--- What the task requires ---
Copy out the data below as written; omit any images.

--- Records for this task ---
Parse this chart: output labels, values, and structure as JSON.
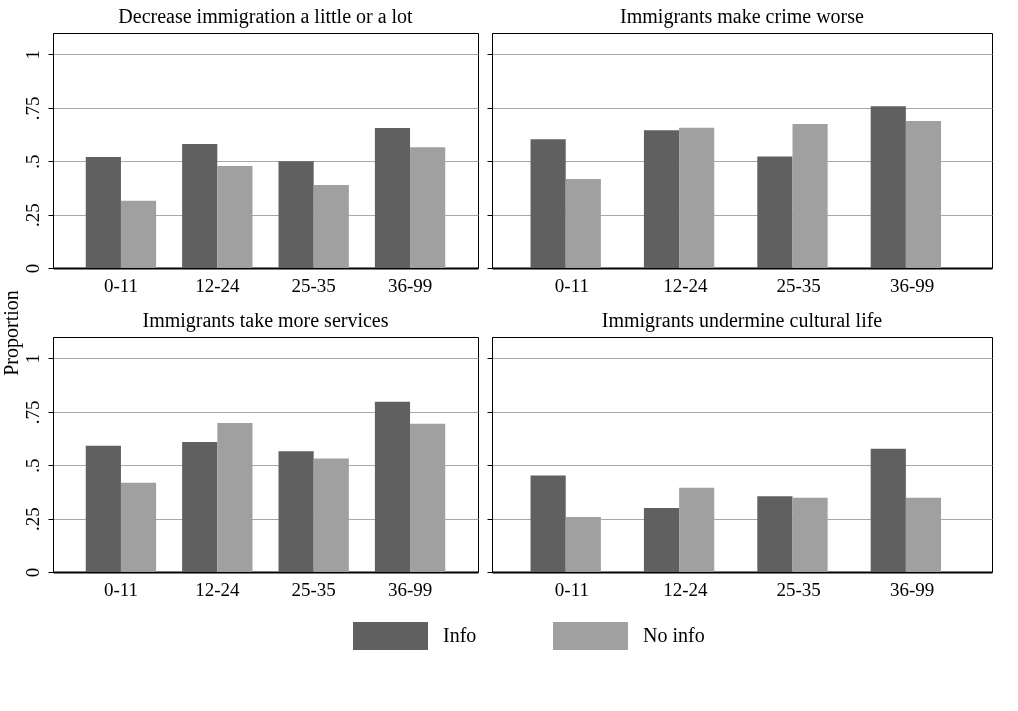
{
  "chart_data": [
    {
      "type": "bar",
      "title": "Decrease immigration a little or a lot",
      "ylabel": "Proportion",
      "categories": [
        "0-11",
        "12-24",
        "25-35",
        "36-99"
      ],
      "series": [
        {
          "name": "Info",
          "color": "#606060",
          "values": [
            0.52,
            0.58,
            0.5,
            0.655
          ]
        },
        {
          "name": "No info",
          "color": "#a0a0a0",
          "values": [
            0.315,
            0.477,
            0.389,
            0.565
          ]
        }
      ],
      "ylim": [
        0,
        1.1
      ],
      "yticks": [
        0,
        {
          "value": 0.25,
          "label": ".25"
        },
        {
          "value": 0.5,
          "label": ".5"
        },
        {
          "value": 0.75,
          "label": ".75"
        },
        1
      ],
      "grid": "y",
      "legend": "bottom"
    },
    {
      "type": "bar",
      "title": "Immigrants make crime worse",
      "categories": [
        "0-11",
        "12-24",
        "25-35",
        "36-99"
      ],
      "series": [
        {
          "color": "#606060",
          "values": [
            0.603,
            0.645,
            0.522,
            0.757
          ]
        },
        {
          "color": "#a0a0a0",
          "values": [
            0.417,
            0.657,
            0.674,
            0.688
          ]
        }
      ],
      "ylim": [
        0,
        1.1
      ],
      "yticks": [
        0,
        0.25,
        0.5,
        0.75,
        1
      ],
      "grid": "y",
      "tick_labels": "x"
    },
    {
      "type": "bar",
      "title": "Immigrants take more services",
      "categories": [
        "0-11",
        "12-24",
        "25-35",
        "36-99"
      ],
      "series": [
        {
          "color": "#606060",
          "values": [
            0.591,
            0.608,
            0.565,
            0.797
          ]
        },
        {
          "color": "#a0a0a0",
          "values": [
            0.418,
            0.698,
            0.531,
            0.694
          ]
        }
      ],
      "ylim": [
        0,
        1.1
      ],
      "yticks": [
        0,
        {
          "value": 0.25,
          "label": ".25"
        },
        {
          "value": 0.5,
          "label": ".5"
        },
        {
          "value": 0.75,
          "label": ".75"
        },
        1
      ],
      "grid": "y"
    },
    {
      "type": "bar",
      "title": "Immigrants undermine cultural life",
      "categories": [
        "0-11",
        "12-24",
        "25-35",
        "36-99"
      ],
      "series": [
        {
          "color": "#606060",
          "values": [
            0.452,
            0.3,
            0.354,
            0.577
          ]
        },
        {
          "color": "#a0a0a0",
          "values": [
            0.257,
            0.394,
            0.348,
            0.348
          ]
        }
      ],
      "ylim": [
        0,
        1.1
      ],
      "yticks": [
        0,
        0.25,
        0.5,
        0.75,
        1
      ],
      "grid": "y",
      "tick_labels": "x"
    }
  ]
}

--- Task answer ---
Parse this chart: output labels, values, and structure as JSON.
{
  "chart_data": [
    {
      "type": "bar",
      "title": "Decrease immigration a little or a lot",
      "ylabel": "Proportion",
      "categories": [
        "0-11",
        "12-24",
        "25-35",
        "36-99"
      ],
      "series": [
        {
          "name": "Info",
          "color": "#606060",
          "values": [
            0.52,
            0.58,
            0.5,
            0.655
          ]
        },
        {
          "name": "No info",
          "color": "#a0a0a0",
          "values": [
            0.315,
            0.477,
            0.389,
            0.565
          ]
        }
      ],
      "ylim": [
        0,
        1.1
      ],
      "yticks": [
        0,
        {
          "value": 0.25,
          "label": ".25"
        },
        {
          "value": 0.5,
          "label": ".5"
        },
        {
          "value": 0.75,
          "label": ".75"
        },
        1
      ],
      "grid": "y",
      "legend": "bottom"
    },
    {
      "type": "bar",
      "title": "Immigrants make crime worse",
      "categories": [
        "0-11",
        "12-24",
        "25-35",
        "36-99"
      ],
      "series": [
        {
          "color": "#606060",
          "values": [
            0.603,
            0.645,
            0.522,
            0.757
          ]
        },
        {
          "color": "#a0a0a0",
          "values": [
            0.417,
            0.657,
            0.674,
            0.688
          ]
        }
      ],
      "ylim": [
        0,
        1.1
      ],
      "yticks": [
        0,
        0.25,
        0.5,
        0.75,
        1
      ],
      "grid": "y",
      "tick_labels": "x"
    },
    {
      "type": "bar",
      "title": "Immigrants take more services",
      "categories": [
        "0-11",
        "12-24",
        "25-35",
        "36-99"
      ],
      "series": [
        {
          "color": "#606060",
          "values": [
            0.591,
            0.608,
            0.565,
            0.797
          ]
        },
        {
          "color": "#a0a0a0",
          "values": [
            0.418,
            0.698,
            0.531,
            0.694
          ]
        }
      ],
      "ylim": [
        0,
        1.1
      ],
      "yticks": [
        0,
        {
          "value": 0.25,
          "label": ".25"
        },
        {
          "value": 0.5,
          "label": ".5"
        },
        {
          "value": 0.75,
          "label": ".75"
        },
        1
      ],
      "grid": "y"
    },
    {
      "type": "bar",
      "title": "Immigrants undermine cultural life",
      "categories": [
        "0-11",
        "12-24",
        "25-35",
        "36-99"
      ],
      "series": [
        {
          "color": "#606060",
          "values": [
            0.452,
            0.3,
            0.354,
            0.577
          ]
        },
        {
          "color": "#a0a0a0",
          "values": [
            0.257,
            0.394,
            0.348,
            0.348
          ]
        }
      ],
      "ylim": [
        0,
        1.1
      ],
      "yticks": [
        0,
        0.25,
        0.5,
        0.75,
        1
      ],
      "grid": "y",
      "tick_labels": "x"
    }
  ]
}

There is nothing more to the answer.